▶ Provided entries
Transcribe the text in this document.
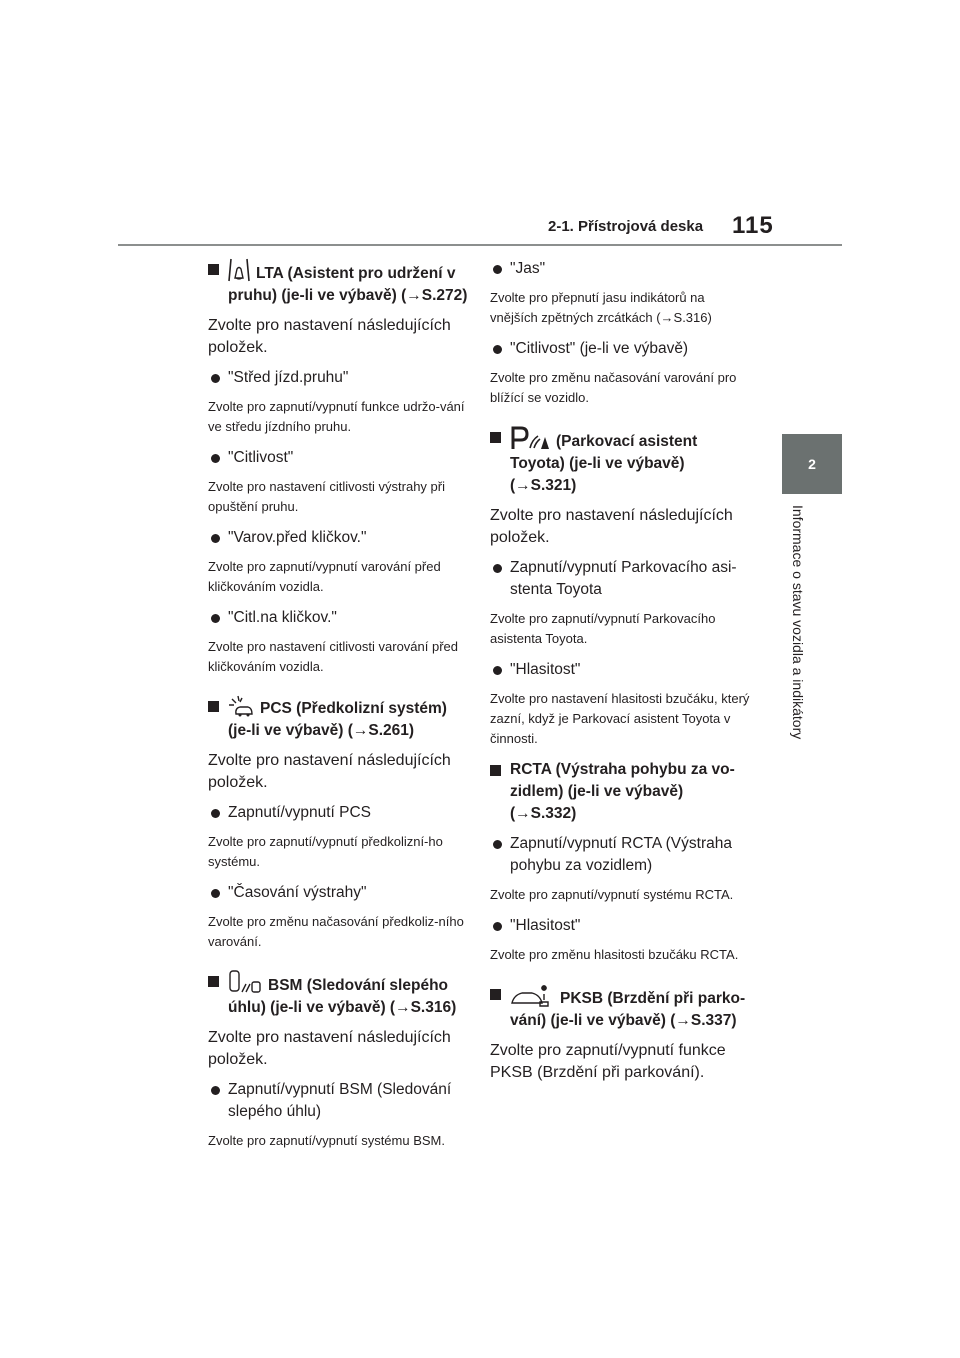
2-1. Přístrojová deska 115
2
Informace o stavu vozidla a indikátory
LTA (Asistent pro udržení v pruhu) (je-li ve výbavě) (→S.272)
Zvolte pro nastavení následujících položek.
"Střed jízd.pruhu"
Zvolte pro zapnutí/vypnutí funkce udržo-vání ve středu jízdního pruhu.
"Citlivost"
Zvolte pro nastavení citlivosti výstrahy při opuštění pruhu.
"Varov.před kličkov."
Zvolte pro zapnutí/vypnutí varování před kličkováním vozidla.
"Citl.na kličkov."
Zvolte pro nastavení citlivosti varování před kličkováním vozidla.
PCS (Předkolizní systém) (je-li ve výbavě) (→S.261)
Zvolte pro nastavení následujících položek.
Zapnutí/vypnutí PCS
Zvolte pro zapnutí/vypnutí předkolizní-ho systému.
"Časování výstrahy"
Zvolte pro změnu načasování předkoliz-ního varování.
BSM (Sledování slepého úhlu) (je-li ve výbavě) (→S.316)
Zvolte pro nastavení následujících položek.
Zapnutí/vypnutí BSM (Sledování slepého úhlu)
Zvolte pro zapnutí/vypnutí systému BSM.
"Jas"
Zvolte pro přepnutí jasu indikátorů na vnějších zpětných zrcátkách (→S.316)
"Citlivost" (je-li ve výbavě)
Zvolte pro změnu načasování varování pro blížící se vozidlo.
(Parkovací asistent Toyota) (je-li ve výbavě) (→S.321)
Zvolte pro nastavení následujících položek.
Zapnutí/vypnutí Parkovacího asi-stenta Toyota
Zvolte pro zapnutí/vypnutí Parkovacího asistenta Toyota.
"Hlasitost"
Zvolte pro nastavení hlasitosti bzučáku, který zazní, když je Parkovací asistent Toyota v činnosti.
RCTA (Výstraha pohybu za vo-zidlem) (je-li ve výbavě) (→S.332)
Zapnutí/vypnutí RCTA (Výstraha pohybu za vozidlem)
Zvolte pro zapnutí/vypnutí systému RCTA.
"Hlasitost"
Zvolte pro změnu hlasitosti bzučáku RCTA.
PKSB (Brzdění při parko-vání) (je-li ve výbavě) (→S.337)
Zvolte pro zapnutí/vypnutí funkce PKSB (Brzdění při parkování).
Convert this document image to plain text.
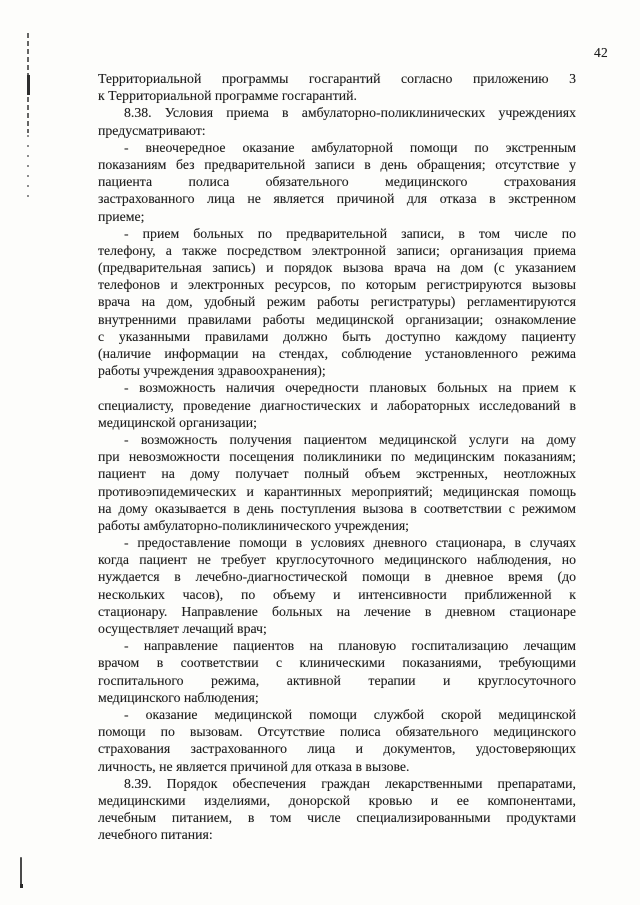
42
Территориальной программы госгарантий согласно приложению 3
к Территориальной программе госгарантий.
8.38. Условия приема в амбулаторно-поликлинических учреждениях
предусматривают:
- внеочередное оказание амбулаторной помощи по экстренным
показаниям без предварительной записи в день обращения; отсутствие у
пациента полиса обязательного медицинского страхования
застрахованного лица не является причиной для отказа в экстренном
приеме;
- прием больных по предварительной записи, в том числе по
телефону, а также посредством электронной записи; организация приема
(предварительная запись) и порядок вызова врача на дом (с указанием
телефонов и электронных ресурсов, по которым регистрируются вызовы
врача на дом, удобный режим работы регистратуры) регламентируются
внутренними правилами работы медицинской организации; ознакомление
с указанными правилами должно быть доступно каждому пациенту
(наличие информации на стендах, соблюдение установленного режима
работы учреждения здравоохранения);
- возможность наличия очередности плановых больных на прием к
специалисту, проведение диагностических и лабораторных исследований в
медицинской организации;
- возможность получения пациентом медицинской услуги на дому
при невозможности посещения поликлиники по медицинским показаниям;
пациент на дому получает полный объем экстренных, неотложных
противоэпидемических и карантинных мероприятий; медицинская помощь
на дому оказывается в день поступления вызова в соответствии с режимом
работы амбулаторно-поликлинического учреждения;
- предоставление помощи в условиях дневного стационара, в случаях
когда пациент не требует круглосуточного медицинского наблюдения, но
нуждается в лечебно-диагностической помощи в дневное время (до
нескольких часов), по объему и интенсивности приближенной к
стационару. Направление больных на лечение в дневном стационаре
осуществляет лечащий врач;
- направление пациентов на плановую госпитализацию лечащим
врачом в соответствии с клиническими показаниями, требующими
госпитального режима, активной терапии и круглосуточного
медицинского наблюдения;
- оказание медицинской помощи службой скорой медицинской
помощи по вызовам. Отсутствие полиса обязательного медицинского
страхования застрахованного лица и документов, удостоверяющих
личность, не является причиной для отказа в вызове.
8.39. Порядок обеспечения граждан лекарственными препаратами,
медицинскими изделиями, донорской кровью и ее компонентами,
лечебным питанием, в том числе специализированными продуктами
лечебного питания:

▶ Exercise task
Set the entries down again exactly. Do not include the images.

▶ Full answer
Transcribe the text in this document.
2-1. Přístrojová deska 115
2
Informace o stavu vozidla a indikátory
LTA (Asistent pro udržení v pruhu) (je-li ve výbavě) (→S.272)
Zvolte pro nastavení následujících položek.
"Střed jízd.pruhu"
Zvolte pro zapnutí/vypnutí funkce udržo-vání ve středu jízdního pruhu.
"Citlivost"
Zvolte pro nastavení citlivosti výstrahy při opuštění pruhu.
"Varov.před kličkov."
Zvolte pro zapnutí/vypnutí varování před kličkováním vozidla.
"Citl.na kličkov."
Zvolte pro nastavení citlivosti varování před kličkováním vozidla.
PCS (Předkolizní systém) (je-li ve výbavě) (→S.261)
Zvolte pro nastavení následujících položek.
Zapnutí/vypnutí PCS
Zvolte pro zapnutí/vypnutí předkolizní-ho systému.
"Časování výstrahy"
Zvolte pro změnu načasování předkoliz-ního varování.
BSM (Sledování slepého úhlu) (je-li ve výbavě) (→S.316)
Zvolte pro nastavení následujících položek.
Zapnutí/vypnutí BSM (Sledování slepého úhlu)
Zvolte pro zapnutí/vypnutí systému BSM.
"Jas"
Zvolte pro přepnutí jasu indikátorů na vnějších zpětných zrcátkách (→S.316)
"Citlivost" (je-li ve výbavě)
Zvolte pro změnu načasování varování pro blížící se vozidlo.
(Parkovací asistent Toyota) (je-li ve výbavě) (→S.321)
Zvolte pro nastavení následujících položek.
Zapnutí/vypnutí Parkovacího asi-stenta Toyota
Zvolte pro zapnutí/vypnutí Parkovacího asistenta Toyota.
"Hlasitost"
Zvolte pro nastavení hlasitosti bzučáku, který zazní, když je Parkovací asistent Toyota v činnosti.
RCTA (Výstraha pohybu za vo-zidlem) (je-li ve výbavě) (→S.332)
Zapnutí/vypnutí RCTA (Výstraha pohybu za vozidlem)
Zvolte pro zapnutí/vypnutí systému RCTA.
"Hlasitost"
Zvolte pro změnu hlasitosti bzučáku RCTA.
PKSB (Brzdění při parko-vání) (je-li ve výbavě) (→S.337)
Zvolte pro zapnutí/vypnutí funkce PKSB (Brzdění při parkování).
Convert this document image to plain text.
42
Территориальной программы госгарантий согласно приложению 3
к Территориальной программе госгарантий.
8.38. Условия приема в амбулаторно-поликлинических учреждениях
предусматривают:
- внеочередное оказание амбулаторной помощи по экстренным
показаниям без предварительной записи в день обращения; отсутствие у
пациента полиса обязательного медицинского страхования
застрахованного лица не является причиной для отказа в экстренном
приеме;
- прием больных по предварительной записи, в том числе по
телефону, а также посредством электронной записи; организация приема
(предварительная запись) и порядок вызова врача на дом (с указанием
телефонов и электронных ресурсов, по которым регистрируются вызовы
врача на дом, удобный режим работы регистратуры) регламентируются
внутренними правилами работы медицинской организации; ознакомление
с указанными правилами должно быть доступно каждому пациенту
(наличие информации на стендах, соблюдение установленного режима
работы учреждения здравоохранения);
- возможность наличия очередности плановых больных на прием к
специалисту, проведение диагностических и лабораторных исследований в
медицинской организации;
- возможность получения пациентом медицинской услуги на дому
при невозможности посещения поликлиники по медицинским показаниям;
пациент на дому получает полный объем экстренных, неотложных
противоэпидемических и карантинных мероприятий; медицинская помощь
на дому оказывается в день поступления вызова в соответствии с режимом
работы амбулаторно-поликлинического учреждения;
- предоставление помощи в условиях дневного стационара, в случаях
когда пациент не требует круглосуточного медицинского наблюдения, но
нуждается в лечебно-диагностической помощи в дневное время (до
нескольких часов), по объему и интенсивности приближенной к
стационару. Направление больных на лечение в дневном стационаре
осуществляет лечащий врач;
- направление пациентов на плановую госпитализацию лечащим
врачом в соответствии с клиническими показаниями, требующими
госпитального режима, активной терапии и круглосуточного
медицинского наблюдения;
- оказание медицинской помощи службой скорой медицинской
помощи по вызовам. Отсутствие полиса обязательного медицинского
страхования застрахованного лица и документов, удостоверяющих
личность, не является причиной для отказа в вызове.
8.39. Порядок обеспечения граждан лекарственными препаратами,
медицинскими изделиями, донорской кровью и ее компонентами,
лечебным питанием, в том числе специализированными продуктами
лечебного питания:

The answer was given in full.